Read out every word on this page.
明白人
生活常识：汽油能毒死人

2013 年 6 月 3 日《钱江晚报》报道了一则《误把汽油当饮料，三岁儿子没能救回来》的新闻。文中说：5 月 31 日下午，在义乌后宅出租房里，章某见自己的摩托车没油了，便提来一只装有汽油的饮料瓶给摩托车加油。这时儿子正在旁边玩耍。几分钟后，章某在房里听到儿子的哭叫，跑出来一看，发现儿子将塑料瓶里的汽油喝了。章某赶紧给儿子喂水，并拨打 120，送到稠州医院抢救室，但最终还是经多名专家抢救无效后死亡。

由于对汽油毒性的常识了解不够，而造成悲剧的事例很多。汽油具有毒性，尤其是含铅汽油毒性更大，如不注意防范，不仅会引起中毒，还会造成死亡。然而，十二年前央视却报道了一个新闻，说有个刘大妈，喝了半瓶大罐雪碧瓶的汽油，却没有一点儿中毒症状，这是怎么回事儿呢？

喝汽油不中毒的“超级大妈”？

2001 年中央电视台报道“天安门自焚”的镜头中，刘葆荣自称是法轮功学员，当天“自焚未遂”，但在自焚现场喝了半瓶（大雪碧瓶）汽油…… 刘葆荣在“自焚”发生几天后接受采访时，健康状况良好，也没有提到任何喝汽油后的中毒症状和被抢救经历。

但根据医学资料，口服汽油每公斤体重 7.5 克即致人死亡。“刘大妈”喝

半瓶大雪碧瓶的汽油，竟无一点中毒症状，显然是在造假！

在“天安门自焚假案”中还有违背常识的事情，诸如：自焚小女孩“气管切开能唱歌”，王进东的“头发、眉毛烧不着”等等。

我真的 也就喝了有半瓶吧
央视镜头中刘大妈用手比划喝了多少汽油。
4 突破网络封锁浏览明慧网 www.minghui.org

========

Short exercise => Go through the listing and copy all of it exactly.

Task response =>
Read out every word on this page.
明白人
生活常识：汽油能毒死人

2013 年 6 月 3 日《钱江晚报》报道了一则《误把汽油当饮料，三岁儿子没能救回来》的新闻。文中说：5 月 31 日下午，在义乌后宅出租房里，章某见自己的摩托车没油了，便提来一只装有汽油的饮料瓶给摩托车加油。这时儿子正在旁边玩耍。几分钟后，章某在房里听到儿子的哭叫，跑出来一看，发现儿子将塑料瓶里的汽油喝了。章某赶紧给儿子喂水，并拨打 120，送到稠州医院抢救室，但最终还是经多名专家抢救无效后死亡。

由于对汽油毒性的常识了解不够，而造成悲剧的事例很多。汽油具有毒性，尤其是含铅汽油毒性更大，如不注意防范，不仅会引起中毒，还会造成死亡。然而，十二年前央视却报道了一个新闻，说有个刘大妈，喝了半瓶大罐雪碧瓶的汽油，却没有一点儿中毒症状，这是怎么回事儿呢？

喝汽油不中毒的“超级大妈”？

2001 年中央电视台报道“天安门自焚”的镜头中，刘葆荣自称是法轮功学员，当天“自焚未遂”，但在自焚现场喝了半瓶（大雪碧瓶）汽油…… 刘葆荣在“自焚”发生几天后接受采访时，健康状况良好，也没有提到任何喝汽油后的中毒症状和被抢救经历。

但根据医学资料，口服汽油每公斤体重 7.5 克即致人死亡。“刘大妈”喝

半瓶大雪碧瓶的汽油，竟无一点中毒症状，显然是在造假！

在“天安门自焚假案”中还有违背常识的事情，诸如：自焚小女孩“气管切开能唱歌”，王进东的“头发、眉毛烧不着”等等。

我真的 也就喝了有半瓶吧
央视镜头中刘大妈用手比划喝了多少汽油。
4 突破网络封锁浏览明慧网 www.minghui.org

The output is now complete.